__SET TASK__
Each record must be retyped in full. No character may differ.

-- START EXERCISE DATA --

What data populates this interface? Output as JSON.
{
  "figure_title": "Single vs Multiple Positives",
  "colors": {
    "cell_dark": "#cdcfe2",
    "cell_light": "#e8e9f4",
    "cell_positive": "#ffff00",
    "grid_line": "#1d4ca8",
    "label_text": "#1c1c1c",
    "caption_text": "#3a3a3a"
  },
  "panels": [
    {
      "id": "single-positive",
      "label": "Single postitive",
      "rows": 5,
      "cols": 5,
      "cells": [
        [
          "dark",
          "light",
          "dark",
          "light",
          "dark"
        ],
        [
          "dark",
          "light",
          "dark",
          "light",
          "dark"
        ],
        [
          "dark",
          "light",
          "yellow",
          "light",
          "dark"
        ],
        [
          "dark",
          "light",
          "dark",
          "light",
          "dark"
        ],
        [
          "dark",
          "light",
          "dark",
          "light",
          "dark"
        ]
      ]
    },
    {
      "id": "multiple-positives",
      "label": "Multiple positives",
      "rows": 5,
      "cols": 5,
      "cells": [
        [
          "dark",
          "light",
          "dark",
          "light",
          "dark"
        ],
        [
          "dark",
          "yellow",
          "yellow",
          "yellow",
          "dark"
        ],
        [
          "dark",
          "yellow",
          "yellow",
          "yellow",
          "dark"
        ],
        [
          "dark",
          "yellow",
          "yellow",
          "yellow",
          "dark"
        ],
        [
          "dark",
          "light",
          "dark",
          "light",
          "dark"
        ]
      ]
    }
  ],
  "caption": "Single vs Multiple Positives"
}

-- END EXERCISE DATA --

__TASK RESULT__
What data populates this interface? Output as JSON.
{
  "figure_title": "Single vs Multiple Positives",
  "colors": {
    "cell_dark": "#cdcfe2",
    "cell_light": "#e8e9f4",
    "cell_positive": "#ffff00",
    "grid_line": "#1d4ca8",
    "label_text": "#1c1c1c",
    "caption_text": "#3a3a3a"
  },
  "panels": [
    {
      "id": "single-positive",
      "label": "Single postitive",
      "rows": 5,
      "cols": 5,
      "cells": [
        [
          "dark",
          "light",
          "dark",
          "light",
          "dark"
        ],
        [
          "dark",
          "light",
          "dark",
          "light",
          "dark"
        ],
        [
          "dark",
          "light",
          "yellow",
          "light",
          "dark"
        ],
        [
          "dark",
          "light",
          "dark",
          "light",
          "dark"
        ],
        [
          "dark",
          "light",
          "dark",
          "light",
          "dark"
        ]
      ]
    },
    {
      "id": "multiple-positives",
      "label": "Multiple positives",
      "rows": 5,
      "cols": 5,
      "cells": [
        [
          "dark",
          "light",
          "dark",
          "light",
          "dark"
        ],
        [
          "dark",
          "yellow",
          "yellow",
          "yellow",
          "dark"
        ],
        [
          "dark",
          "yellow",
          "yellow",
          "yellow",
          "dark"
        ],
        [
          "dark",
          "yellow",
          "yellow",
          "yellow",
          "dark"
        ],
        [
          "dark",
          "light",
          "dark",
          "light",
          "dark"
        ]
      ]
    }
  ],
  "caption": "Single vs Multiple Positives"
}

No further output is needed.